┌─ Given records
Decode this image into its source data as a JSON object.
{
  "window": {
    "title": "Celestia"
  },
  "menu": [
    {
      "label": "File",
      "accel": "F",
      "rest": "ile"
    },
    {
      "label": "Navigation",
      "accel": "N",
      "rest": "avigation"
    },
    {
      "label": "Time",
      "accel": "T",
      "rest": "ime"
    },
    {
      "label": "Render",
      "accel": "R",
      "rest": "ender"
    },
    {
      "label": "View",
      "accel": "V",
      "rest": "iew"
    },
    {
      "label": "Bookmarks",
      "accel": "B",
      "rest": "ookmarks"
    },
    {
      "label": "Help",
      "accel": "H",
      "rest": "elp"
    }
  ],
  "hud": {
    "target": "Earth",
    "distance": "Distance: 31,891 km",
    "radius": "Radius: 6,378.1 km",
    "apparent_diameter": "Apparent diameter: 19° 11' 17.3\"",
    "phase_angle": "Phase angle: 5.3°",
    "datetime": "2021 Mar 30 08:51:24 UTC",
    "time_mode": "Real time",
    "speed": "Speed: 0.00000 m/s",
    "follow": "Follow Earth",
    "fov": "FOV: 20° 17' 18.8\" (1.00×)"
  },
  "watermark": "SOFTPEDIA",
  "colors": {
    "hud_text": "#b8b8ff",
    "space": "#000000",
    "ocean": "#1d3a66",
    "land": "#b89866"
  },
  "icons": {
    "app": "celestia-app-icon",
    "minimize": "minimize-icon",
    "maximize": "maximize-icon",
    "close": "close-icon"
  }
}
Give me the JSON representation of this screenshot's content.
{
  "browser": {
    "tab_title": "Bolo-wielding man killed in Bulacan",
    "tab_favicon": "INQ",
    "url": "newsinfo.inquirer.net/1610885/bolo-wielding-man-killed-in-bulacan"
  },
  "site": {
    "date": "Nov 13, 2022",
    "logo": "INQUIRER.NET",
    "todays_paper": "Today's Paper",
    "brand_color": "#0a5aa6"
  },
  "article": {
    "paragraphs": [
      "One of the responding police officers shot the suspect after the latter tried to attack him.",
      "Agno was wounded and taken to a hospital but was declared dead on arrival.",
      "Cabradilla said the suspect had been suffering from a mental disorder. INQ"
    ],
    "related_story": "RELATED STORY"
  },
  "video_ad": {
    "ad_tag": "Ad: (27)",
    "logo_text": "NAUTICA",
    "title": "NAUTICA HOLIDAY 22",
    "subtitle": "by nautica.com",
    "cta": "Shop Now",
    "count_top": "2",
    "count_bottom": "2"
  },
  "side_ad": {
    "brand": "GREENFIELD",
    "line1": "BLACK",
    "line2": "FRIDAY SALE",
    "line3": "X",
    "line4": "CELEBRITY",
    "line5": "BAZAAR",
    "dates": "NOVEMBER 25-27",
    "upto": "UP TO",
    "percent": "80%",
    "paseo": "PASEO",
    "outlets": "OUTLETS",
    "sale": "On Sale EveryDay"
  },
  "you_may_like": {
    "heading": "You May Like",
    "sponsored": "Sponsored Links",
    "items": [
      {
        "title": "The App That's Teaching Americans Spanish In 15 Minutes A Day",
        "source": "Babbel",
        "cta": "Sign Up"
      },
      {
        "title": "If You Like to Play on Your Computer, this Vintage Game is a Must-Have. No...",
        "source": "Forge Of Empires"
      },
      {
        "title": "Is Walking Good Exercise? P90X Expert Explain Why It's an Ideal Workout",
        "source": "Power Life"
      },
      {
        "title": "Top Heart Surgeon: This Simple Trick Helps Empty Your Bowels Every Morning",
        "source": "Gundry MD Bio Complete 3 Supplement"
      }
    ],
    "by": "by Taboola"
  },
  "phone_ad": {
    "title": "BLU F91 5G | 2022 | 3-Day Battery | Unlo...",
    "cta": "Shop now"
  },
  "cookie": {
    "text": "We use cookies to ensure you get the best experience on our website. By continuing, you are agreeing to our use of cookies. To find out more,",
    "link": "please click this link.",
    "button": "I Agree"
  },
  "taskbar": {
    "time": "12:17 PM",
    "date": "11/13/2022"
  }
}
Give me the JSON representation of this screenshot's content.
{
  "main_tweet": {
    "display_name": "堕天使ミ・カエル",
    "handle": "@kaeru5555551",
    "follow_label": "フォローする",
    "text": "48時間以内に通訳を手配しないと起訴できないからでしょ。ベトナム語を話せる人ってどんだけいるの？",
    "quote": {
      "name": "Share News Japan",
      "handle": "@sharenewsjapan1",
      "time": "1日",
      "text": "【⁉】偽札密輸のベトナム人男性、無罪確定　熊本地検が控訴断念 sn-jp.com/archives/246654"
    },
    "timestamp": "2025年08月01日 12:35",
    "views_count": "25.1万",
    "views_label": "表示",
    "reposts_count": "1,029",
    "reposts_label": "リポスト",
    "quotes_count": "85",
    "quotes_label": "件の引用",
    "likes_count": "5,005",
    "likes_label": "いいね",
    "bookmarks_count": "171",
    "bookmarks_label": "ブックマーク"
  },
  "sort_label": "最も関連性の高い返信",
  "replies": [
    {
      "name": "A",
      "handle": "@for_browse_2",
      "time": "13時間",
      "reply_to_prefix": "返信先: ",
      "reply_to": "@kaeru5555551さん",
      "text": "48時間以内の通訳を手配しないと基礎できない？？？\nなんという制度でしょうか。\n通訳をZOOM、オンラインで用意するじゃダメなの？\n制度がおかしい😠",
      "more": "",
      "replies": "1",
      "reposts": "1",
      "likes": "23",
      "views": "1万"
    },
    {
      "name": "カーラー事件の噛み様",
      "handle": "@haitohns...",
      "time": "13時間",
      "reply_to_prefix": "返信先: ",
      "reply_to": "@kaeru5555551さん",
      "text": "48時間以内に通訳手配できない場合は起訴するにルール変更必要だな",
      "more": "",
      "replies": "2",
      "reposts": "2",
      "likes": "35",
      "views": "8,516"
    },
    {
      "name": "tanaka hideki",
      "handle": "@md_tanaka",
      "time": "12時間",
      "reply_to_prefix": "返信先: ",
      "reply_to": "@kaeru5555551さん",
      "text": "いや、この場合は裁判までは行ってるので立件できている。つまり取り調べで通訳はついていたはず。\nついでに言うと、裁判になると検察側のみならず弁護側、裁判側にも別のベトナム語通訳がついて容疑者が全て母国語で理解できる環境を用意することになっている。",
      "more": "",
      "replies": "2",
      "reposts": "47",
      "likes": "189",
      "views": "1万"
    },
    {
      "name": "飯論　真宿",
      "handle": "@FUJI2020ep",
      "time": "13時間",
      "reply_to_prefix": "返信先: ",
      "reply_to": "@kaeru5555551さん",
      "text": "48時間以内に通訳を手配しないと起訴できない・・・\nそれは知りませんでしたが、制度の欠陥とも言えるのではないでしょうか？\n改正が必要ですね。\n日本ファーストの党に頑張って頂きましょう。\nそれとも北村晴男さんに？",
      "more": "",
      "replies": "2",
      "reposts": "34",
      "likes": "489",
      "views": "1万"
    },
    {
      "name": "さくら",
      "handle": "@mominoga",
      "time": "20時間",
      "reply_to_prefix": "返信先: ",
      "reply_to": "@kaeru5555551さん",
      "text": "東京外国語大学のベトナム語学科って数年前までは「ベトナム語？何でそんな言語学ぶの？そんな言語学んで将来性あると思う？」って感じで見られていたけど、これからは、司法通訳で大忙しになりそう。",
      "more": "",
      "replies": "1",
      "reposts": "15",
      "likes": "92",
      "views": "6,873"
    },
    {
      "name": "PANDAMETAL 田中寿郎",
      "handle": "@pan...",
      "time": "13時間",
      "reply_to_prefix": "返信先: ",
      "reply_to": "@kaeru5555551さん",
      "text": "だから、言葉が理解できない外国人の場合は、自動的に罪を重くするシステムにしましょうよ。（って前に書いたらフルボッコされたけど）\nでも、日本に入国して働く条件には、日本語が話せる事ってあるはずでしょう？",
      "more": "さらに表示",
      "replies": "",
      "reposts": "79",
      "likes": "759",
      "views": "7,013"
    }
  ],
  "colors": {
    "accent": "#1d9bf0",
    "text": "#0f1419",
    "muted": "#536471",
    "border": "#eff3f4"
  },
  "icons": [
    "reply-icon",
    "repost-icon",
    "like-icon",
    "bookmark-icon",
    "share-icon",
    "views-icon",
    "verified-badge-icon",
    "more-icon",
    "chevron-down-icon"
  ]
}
└─
- Written instruction
Whenever "handle" turns up in a line, pick that line out.

- Worked answer
    "handle": "@kaeru5555551",
      "handle": "@sharenewsjapan1",
      "handle": "@for_browse_2",
      "handle": "@haitohns...",
      "handle": "@md_tanaka",
      "handle": "@FUJI2020ep",
      "handle": "@mominoga",
      "handle": "@pan...",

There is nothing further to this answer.